== EXERCISE INPUT ==
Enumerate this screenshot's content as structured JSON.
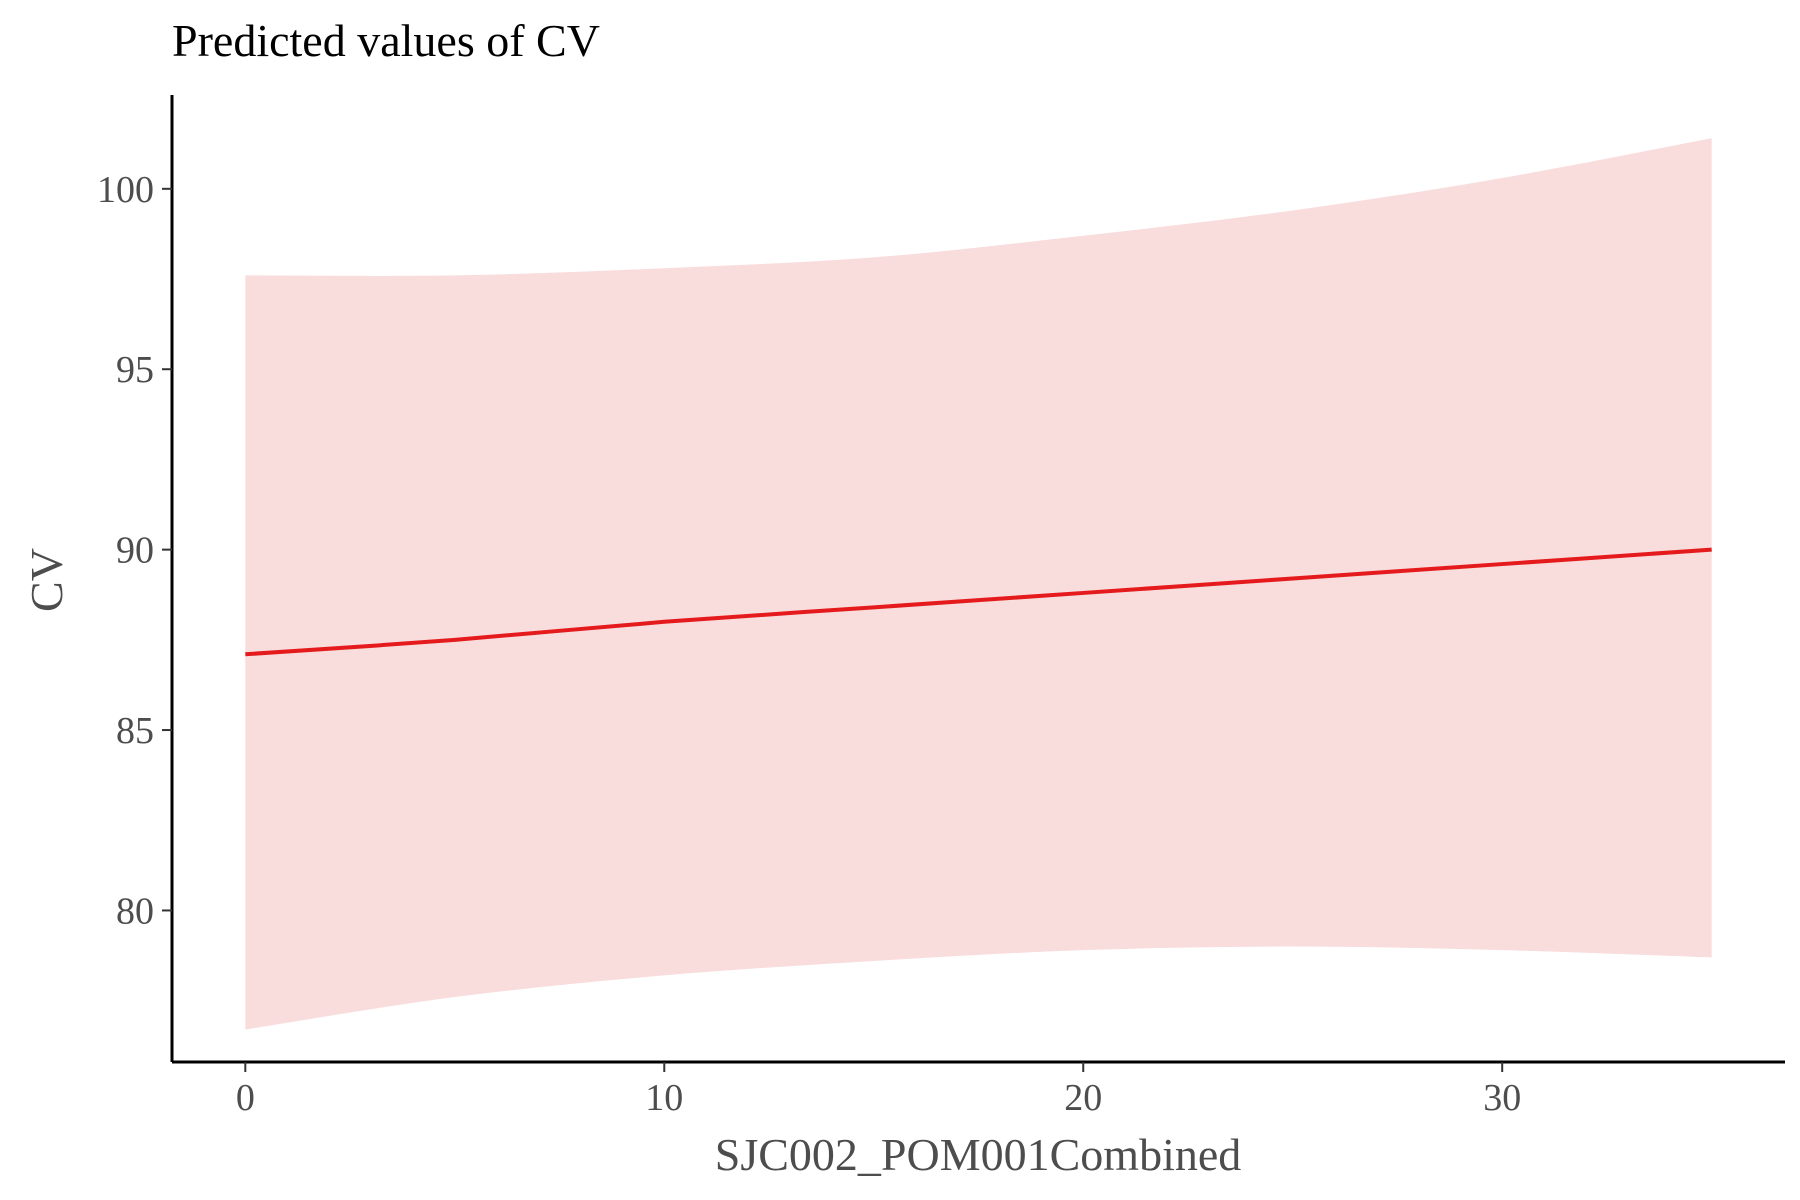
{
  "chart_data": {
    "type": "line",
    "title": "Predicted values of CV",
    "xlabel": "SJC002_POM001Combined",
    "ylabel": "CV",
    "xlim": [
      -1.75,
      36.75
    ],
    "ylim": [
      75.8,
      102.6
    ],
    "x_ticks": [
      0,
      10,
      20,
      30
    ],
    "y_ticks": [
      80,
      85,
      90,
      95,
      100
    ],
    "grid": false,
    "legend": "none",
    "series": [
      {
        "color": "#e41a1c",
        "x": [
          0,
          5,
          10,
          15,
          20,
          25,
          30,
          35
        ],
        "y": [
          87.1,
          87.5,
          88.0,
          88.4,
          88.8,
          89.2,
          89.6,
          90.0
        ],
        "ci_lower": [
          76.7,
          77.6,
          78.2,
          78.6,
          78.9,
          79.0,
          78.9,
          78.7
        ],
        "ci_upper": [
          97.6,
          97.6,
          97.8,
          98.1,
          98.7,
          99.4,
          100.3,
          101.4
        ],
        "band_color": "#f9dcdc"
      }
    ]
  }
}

== EXERCISE DESCRIPTION ==
Reproduce the material word for word. Any pictures should be left out of the copy.

== THE ANSWER ==
Enumerate this screenshot's content as structured JSON.
{
  "chart_data": {
    "type": "line",
    "title": "Predicted values of CV",
    "xlabel": "SJC002_POM001Combined",
    "ylabel": "CV",
    "xlim": [
      -1.75,
      36.75
    ],
    "ylim": [
      75.8,
      102.6
    ],
    "x_ticks": [
      0,
      10,
      20,
      30
    ],
    "y_ticks": [
      80,
      85,
      90,
      95,
      100
    ],
    "grid": false,
    "legend": "none",
    "series": [
      {
        "color": "#e41a1c",
        "x": [
          0,
          5,
          10,
          15,
          20,
          25,
          30,
          35
        ],
        "y": [
          87.1,
          87.5,
          88.0,
          88.4,
          88.8,
          89.2,
          89.6,
          90.0
        ],
        "ci_lower": [
          76.7,
          77.6,
          78.2,
          78.6,
          78.9,
          79.0,
          78.9,
          78.7
        ],
        "ci_upper": [
          97.6,
          97.6,
          97.8,
          98.1,
          98.7,
          99.4,
          100.3,
          101.4
        ],
        "band_color": "#f9dcdc"
      }
    ]
  }
}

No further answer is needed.